_TO DO_.
Return all lines where the word "JSON" can be found.

_PROVIDED ENTRIES_.
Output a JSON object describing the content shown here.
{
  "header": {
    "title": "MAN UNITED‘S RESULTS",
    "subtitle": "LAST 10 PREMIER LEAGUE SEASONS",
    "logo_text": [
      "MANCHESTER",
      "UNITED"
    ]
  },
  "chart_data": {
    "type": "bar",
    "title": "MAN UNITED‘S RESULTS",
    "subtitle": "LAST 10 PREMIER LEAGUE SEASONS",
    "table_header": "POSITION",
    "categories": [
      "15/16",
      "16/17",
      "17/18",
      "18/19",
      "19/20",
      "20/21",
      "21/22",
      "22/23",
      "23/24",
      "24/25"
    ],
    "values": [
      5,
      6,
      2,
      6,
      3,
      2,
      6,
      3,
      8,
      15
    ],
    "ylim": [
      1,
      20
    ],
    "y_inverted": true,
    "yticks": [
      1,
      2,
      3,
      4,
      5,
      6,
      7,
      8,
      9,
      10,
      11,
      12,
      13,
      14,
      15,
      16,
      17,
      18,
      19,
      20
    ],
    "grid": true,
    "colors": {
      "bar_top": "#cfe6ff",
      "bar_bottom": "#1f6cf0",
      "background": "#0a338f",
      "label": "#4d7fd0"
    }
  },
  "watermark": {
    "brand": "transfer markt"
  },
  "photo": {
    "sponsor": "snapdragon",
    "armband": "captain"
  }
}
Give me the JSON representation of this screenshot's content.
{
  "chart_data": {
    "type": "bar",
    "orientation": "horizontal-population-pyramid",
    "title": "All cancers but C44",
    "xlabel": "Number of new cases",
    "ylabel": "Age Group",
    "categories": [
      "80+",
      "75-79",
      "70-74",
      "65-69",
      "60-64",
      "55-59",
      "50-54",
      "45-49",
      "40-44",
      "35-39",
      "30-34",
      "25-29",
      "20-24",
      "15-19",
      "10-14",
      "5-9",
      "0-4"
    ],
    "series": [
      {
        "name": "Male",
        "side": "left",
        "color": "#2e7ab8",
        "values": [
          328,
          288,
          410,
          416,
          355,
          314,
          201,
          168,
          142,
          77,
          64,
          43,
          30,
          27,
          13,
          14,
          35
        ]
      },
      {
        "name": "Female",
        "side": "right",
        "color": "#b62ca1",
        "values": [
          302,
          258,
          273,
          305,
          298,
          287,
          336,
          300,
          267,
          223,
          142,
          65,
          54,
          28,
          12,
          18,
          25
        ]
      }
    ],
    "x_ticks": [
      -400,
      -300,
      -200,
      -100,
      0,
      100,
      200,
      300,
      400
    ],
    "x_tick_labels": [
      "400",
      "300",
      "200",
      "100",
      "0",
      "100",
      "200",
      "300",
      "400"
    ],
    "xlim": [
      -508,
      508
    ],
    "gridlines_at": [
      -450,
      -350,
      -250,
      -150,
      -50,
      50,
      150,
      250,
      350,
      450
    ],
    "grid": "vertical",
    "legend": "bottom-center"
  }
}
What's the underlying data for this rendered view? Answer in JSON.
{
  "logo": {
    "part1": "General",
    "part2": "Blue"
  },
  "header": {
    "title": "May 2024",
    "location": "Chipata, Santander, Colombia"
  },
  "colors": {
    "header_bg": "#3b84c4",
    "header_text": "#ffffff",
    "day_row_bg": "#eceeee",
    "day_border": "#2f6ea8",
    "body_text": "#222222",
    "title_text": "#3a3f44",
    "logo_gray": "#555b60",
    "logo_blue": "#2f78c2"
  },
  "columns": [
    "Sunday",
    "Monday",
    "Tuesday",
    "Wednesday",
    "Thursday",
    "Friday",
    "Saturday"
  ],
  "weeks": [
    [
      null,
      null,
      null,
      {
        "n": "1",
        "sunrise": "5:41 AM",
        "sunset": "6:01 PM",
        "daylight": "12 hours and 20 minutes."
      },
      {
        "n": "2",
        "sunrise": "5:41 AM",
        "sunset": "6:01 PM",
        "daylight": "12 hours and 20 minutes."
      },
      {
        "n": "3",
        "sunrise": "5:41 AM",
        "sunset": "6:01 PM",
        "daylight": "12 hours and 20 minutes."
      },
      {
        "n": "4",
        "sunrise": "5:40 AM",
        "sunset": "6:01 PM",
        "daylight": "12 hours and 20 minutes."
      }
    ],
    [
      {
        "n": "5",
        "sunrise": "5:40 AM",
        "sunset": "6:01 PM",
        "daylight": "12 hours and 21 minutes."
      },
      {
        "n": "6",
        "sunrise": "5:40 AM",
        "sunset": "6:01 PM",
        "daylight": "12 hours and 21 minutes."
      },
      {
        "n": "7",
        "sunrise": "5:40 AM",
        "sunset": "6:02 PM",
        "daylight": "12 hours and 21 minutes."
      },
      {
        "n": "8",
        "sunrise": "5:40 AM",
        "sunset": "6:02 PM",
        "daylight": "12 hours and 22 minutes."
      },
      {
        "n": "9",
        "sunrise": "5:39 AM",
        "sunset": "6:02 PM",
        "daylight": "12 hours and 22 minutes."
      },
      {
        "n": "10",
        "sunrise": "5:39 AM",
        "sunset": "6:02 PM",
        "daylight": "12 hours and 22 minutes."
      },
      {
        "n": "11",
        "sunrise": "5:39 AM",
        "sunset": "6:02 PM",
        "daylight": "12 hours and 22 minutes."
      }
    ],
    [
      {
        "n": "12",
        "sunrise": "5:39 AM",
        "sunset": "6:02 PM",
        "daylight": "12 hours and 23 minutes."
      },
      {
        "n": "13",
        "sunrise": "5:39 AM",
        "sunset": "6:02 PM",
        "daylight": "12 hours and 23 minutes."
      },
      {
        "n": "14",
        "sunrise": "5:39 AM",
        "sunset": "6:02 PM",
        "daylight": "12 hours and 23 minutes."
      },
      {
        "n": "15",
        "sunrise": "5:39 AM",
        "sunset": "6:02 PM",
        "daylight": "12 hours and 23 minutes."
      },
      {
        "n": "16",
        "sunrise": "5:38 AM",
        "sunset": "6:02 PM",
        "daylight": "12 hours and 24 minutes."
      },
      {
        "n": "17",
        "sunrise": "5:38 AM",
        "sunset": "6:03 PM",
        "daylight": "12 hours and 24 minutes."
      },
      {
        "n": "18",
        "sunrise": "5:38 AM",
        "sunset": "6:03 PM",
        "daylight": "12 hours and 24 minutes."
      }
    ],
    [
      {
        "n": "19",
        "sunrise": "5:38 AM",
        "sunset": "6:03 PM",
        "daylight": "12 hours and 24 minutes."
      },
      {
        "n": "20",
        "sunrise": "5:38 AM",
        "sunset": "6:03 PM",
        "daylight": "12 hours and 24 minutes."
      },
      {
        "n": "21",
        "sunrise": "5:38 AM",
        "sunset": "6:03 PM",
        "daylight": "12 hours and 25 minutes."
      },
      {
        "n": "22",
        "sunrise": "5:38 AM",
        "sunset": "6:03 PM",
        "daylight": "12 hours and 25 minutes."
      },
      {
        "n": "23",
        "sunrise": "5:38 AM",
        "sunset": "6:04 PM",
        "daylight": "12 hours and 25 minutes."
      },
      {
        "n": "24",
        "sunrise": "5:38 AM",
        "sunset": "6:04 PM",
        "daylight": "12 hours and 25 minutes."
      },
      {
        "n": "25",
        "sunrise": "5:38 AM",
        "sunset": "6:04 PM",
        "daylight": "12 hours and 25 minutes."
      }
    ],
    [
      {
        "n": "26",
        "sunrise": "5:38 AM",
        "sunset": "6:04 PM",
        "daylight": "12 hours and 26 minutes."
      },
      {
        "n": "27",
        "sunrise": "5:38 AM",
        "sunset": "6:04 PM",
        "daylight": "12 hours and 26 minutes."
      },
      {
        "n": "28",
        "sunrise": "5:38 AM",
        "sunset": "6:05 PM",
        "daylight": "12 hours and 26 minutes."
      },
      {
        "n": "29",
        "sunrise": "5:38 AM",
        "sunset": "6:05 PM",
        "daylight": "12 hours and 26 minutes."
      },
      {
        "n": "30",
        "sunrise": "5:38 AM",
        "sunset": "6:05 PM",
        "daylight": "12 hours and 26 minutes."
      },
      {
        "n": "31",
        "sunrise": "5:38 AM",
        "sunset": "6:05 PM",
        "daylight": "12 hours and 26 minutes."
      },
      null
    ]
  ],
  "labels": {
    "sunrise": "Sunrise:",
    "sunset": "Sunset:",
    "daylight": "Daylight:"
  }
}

_THE RESULT_.
Output a JSON object describing the content shown here.
Give me the JSON representation of this screenshot's content.
What's the underlying data for this rendered view? Answer in JSON.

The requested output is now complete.